▶ Aim of the task: Wherever the word "Storlekar" appears in a line, copy that line.

▶ Listing:

= = = =

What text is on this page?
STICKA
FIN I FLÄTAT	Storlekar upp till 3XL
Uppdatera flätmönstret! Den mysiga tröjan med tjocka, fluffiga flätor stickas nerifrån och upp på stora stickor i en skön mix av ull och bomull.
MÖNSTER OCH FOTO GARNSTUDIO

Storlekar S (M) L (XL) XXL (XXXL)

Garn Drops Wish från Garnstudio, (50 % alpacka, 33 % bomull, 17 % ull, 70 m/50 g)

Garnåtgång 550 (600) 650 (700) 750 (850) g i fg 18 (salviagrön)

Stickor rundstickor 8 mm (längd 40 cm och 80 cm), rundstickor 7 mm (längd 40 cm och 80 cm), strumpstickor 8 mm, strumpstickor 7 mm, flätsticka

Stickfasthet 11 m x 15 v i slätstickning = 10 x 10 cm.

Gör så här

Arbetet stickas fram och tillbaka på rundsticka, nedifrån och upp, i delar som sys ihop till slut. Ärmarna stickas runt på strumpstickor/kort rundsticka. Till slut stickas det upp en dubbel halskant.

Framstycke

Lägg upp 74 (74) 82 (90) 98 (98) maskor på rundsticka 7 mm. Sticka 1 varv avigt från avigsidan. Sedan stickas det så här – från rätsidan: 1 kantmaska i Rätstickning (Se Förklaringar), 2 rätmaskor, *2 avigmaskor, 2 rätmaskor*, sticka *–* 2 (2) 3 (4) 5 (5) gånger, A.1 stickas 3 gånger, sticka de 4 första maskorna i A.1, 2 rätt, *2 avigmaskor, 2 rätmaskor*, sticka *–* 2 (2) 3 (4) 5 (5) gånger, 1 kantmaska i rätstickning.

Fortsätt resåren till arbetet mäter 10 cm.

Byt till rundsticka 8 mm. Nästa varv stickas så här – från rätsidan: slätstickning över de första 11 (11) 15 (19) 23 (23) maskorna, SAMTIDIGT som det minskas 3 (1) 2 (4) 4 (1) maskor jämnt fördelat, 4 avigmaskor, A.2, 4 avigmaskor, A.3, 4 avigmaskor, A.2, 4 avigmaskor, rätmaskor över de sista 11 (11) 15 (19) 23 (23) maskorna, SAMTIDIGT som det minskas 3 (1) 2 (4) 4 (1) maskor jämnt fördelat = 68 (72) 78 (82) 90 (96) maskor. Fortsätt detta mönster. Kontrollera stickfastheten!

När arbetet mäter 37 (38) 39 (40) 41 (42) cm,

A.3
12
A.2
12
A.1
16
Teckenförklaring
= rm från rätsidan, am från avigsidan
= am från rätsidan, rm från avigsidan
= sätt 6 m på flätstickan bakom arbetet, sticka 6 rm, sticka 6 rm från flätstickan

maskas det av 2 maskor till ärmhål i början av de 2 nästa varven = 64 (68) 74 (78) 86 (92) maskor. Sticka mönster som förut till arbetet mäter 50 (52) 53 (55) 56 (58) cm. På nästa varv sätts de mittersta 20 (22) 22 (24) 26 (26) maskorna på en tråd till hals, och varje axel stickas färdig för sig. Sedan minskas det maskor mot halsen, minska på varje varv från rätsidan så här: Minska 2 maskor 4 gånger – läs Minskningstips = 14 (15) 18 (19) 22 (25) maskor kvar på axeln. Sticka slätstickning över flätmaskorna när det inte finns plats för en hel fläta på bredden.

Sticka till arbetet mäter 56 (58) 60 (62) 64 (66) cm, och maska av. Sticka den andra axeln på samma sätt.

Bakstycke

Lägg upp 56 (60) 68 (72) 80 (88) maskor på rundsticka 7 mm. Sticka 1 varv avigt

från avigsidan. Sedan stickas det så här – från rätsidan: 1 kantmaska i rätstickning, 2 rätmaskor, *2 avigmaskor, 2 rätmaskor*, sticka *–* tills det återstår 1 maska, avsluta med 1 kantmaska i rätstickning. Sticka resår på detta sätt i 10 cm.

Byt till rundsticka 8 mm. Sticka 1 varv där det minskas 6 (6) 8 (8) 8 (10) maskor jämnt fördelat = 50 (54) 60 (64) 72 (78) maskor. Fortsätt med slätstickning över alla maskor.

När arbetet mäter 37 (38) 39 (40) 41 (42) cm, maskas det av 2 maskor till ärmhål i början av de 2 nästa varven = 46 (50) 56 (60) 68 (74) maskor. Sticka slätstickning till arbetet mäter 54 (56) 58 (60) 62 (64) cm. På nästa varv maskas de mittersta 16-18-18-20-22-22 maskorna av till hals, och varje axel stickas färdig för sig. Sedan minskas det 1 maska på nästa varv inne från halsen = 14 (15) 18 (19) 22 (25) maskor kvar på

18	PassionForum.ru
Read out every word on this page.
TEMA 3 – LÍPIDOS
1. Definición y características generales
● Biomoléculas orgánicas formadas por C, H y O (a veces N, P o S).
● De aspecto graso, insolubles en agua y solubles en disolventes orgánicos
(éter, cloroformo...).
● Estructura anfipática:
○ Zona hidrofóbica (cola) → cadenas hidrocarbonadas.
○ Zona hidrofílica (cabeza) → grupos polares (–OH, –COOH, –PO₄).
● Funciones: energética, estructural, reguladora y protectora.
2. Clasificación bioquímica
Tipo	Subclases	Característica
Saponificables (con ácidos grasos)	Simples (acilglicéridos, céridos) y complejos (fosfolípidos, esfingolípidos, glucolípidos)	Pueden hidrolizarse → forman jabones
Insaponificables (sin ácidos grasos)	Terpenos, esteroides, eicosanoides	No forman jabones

= = = =

▶ The solution:
FIN I FLÄTAT	Storlekar upp till 3XL
Storlekar S (M) L (XL) XXL (XXXL)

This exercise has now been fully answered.